### Data rows
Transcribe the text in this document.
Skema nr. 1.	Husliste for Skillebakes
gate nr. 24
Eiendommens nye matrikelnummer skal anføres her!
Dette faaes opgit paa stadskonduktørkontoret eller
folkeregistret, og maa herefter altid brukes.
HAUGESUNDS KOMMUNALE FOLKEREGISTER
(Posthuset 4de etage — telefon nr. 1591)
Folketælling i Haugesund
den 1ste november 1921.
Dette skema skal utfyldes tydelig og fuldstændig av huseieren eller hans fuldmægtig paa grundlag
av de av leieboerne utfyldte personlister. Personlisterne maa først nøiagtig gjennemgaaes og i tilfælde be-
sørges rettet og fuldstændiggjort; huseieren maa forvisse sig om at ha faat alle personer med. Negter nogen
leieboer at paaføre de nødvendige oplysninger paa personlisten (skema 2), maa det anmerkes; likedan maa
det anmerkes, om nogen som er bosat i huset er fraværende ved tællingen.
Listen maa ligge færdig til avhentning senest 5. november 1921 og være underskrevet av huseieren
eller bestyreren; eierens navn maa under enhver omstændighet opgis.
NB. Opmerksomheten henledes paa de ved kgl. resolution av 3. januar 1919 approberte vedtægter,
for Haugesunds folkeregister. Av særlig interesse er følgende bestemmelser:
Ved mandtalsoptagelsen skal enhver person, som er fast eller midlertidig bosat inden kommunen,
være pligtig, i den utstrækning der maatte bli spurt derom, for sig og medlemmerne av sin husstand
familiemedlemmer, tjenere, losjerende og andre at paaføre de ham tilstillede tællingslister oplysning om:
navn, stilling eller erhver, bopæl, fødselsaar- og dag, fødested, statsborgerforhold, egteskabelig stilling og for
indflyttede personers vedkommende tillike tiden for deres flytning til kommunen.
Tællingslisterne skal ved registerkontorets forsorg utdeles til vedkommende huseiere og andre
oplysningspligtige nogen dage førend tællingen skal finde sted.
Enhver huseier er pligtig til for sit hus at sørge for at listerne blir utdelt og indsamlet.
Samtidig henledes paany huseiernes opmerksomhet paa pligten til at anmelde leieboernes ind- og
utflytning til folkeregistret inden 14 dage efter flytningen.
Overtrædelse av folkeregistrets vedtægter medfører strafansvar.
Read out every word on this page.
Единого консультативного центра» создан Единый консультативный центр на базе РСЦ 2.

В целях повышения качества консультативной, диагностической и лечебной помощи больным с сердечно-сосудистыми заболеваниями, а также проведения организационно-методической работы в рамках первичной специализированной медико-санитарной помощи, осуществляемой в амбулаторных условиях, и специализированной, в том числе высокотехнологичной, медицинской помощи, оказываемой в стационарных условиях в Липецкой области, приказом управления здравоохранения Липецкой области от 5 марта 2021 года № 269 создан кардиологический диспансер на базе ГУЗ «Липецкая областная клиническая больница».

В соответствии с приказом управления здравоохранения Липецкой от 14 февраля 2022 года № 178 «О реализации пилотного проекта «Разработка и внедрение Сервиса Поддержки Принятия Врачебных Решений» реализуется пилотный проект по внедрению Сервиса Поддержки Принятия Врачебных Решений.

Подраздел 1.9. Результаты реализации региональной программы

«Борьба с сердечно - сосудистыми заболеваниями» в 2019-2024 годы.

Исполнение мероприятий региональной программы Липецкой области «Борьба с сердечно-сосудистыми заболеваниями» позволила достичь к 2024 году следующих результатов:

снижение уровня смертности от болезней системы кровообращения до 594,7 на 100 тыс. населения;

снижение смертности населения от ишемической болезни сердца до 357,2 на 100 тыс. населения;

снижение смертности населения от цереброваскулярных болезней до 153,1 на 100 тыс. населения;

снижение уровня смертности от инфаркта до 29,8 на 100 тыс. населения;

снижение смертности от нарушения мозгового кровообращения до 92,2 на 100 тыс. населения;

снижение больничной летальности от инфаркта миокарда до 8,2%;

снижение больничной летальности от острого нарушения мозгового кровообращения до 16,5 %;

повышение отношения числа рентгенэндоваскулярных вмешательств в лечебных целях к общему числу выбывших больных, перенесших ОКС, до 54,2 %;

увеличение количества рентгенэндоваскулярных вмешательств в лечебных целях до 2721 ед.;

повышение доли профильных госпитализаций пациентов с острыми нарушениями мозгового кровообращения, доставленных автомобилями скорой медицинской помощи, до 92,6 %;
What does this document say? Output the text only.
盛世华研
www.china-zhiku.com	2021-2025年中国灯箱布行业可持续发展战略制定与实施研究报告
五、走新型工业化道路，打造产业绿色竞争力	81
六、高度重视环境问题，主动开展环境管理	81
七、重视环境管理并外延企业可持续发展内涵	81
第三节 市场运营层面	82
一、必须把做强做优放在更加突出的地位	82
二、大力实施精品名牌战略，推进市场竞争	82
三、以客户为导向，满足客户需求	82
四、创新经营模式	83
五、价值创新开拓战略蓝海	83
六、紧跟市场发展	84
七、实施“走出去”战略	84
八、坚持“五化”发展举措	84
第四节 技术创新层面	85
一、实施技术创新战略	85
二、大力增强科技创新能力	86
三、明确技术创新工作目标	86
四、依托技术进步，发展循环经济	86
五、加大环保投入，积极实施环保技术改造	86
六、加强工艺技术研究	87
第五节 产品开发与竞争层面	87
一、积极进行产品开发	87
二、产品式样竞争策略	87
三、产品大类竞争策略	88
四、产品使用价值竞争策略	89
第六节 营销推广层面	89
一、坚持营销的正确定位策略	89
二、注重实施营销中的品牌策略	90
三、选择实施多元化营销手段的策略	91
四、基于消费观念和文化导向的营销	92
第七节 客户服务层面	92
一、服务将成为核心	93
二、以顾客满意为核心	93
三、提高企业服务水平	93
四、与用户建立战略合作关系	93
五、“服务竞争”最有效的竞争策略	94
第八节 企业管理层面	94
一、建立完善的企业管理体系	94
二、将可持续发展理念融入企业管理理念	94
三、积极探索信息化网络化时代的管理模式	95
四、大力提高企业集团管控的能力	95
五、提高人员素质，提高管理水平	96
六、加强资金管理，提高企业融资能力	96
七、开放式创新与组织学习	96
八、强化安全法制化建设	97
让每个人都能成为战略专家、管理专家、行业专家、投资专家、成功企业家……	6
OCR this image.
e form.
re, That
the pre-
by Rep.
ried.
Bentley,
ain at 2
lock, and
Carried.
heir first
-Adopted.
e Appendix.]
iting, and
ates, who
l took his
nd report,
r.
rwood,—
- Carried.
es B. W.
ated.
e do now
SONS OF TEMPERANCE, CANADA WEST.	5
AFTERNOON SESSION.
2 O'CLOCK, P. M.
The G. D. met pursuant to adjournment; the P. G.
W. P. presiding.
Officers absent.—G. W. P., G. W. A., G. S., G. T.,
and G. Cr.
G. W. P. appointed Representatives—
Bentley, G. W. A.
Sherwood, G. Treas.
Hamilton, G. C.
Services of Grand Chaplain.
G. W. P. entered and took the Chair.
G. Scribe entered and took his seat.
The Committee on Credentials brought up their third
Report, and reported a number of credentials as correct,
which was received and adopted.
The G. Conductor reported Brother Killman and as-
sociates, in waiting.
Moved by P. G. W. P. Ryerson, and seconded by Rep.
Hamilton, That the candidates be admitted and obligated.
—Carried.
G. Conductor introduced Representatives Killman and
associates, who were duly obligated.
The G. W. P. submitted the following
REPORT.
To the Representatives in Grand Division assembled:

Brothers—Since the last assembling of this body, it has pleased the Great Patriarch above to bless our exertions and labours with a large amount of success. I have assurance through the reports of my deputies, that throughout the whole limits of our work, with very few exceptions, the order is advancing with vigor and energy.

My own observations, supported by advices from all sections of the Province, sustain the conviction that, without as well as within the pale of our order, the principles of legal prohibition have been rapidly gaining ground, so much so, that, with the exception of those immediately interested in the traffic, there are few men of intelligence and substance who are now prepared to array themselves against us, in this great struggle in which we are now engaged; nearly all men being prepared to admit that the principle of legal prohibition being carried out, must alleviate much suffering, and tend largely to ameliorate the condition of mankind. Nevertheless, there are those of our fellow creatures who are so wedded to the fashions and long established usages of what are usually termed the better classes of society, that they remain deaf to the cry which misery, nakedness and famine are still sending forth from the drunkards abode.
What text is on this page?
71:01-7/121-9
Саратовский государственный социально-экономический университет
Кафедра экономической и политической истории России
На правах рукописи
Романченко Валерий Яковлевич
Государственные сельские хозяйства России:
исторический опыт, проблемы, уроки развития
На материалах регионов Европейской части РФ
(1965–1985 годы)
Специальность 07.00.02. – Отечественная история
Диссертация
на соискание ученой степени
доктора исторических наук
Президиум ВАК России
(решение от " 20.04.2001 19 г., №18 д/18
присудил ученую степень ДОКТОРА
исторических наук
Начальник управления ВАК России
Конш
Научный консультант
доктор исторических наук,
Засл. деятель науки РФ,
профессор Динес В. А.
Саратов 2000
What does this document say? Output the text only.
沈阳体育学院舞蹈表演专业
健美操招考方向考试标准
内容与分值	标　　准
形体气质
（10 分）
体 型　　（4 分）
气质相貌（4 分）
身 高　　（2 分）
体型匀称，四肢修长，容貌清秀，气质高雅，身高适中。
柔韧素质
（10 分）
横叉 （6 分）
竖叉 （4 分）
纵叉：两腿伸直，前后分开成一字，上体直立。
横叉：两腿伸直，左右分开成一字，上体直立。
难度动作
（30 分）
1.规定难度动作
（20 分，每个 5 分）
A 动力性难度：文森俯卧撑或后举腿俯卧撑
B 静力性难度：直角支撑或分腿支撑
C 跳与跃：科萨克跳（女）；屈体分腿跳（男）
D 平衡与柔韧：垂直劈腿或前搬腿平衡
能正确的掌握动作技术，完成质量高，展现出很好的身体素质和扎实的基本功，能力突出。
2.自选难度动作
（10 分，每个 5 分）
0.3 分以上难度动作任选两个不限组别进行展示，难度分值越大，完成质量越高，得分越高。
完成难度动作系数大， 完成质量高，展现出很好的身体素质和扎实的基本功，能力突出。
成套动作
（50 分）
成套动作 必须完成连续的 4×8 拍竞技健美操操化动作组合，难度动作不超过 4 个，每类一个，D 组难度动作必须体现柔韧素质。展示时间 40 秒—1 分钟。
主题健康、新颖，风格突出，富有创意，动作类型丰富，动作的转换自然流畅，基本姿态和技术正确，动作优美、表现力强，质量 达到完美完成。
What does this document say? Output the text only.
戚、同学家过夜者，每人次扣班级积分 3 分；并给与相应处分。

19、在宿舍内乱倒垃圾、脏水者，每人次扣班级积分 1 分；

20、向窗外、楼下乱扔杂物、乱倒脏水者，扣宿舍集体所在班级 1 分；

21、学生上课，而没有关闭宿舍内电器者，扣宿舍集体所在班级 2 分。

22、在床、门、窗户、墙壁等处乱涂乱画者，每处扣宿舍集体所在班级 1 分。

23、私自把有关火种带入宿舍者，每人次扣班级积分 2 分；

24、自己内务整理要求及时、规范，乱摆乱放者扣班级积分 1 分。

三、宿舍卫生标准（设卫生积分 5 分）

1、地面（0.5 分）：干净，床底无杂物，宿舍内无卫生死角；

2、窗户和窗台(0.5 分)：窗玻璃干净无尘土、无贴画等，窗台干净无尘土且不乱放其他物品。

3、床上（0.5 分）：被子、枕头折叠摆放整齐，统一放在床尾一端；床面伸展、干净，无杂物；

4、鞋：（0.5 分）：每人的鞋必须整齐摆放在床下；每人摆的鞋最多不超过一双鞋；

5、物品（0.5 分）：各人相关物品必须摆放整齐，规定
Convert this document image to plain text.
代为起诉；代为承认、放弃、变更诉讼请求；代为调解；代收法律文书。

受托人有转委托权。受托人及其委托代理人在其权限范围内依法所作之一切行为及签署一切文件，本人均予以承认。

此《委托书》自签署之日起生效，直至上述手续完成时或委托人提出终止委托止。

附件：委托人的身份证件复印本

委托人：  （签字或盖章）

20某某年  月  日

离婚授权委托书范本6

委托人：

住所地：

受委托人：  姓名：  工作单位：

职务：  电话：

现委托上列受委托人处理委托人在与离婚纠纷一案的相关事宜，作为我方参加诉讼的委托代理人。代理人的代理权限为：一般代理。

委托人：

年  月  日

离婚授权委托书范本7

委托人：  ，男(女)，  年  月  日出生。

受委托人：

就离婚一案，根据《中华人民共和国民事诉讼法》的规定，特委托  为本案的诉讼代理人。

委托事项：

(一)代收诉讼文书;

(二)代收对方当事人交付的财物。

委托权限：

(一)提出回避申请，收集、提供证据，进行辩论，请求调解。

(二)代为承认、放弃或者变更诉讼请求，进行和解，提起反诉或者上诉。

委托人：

### Problem statement
Tally the lines above containing "базе". Answer with the count only.

### Finished answer
2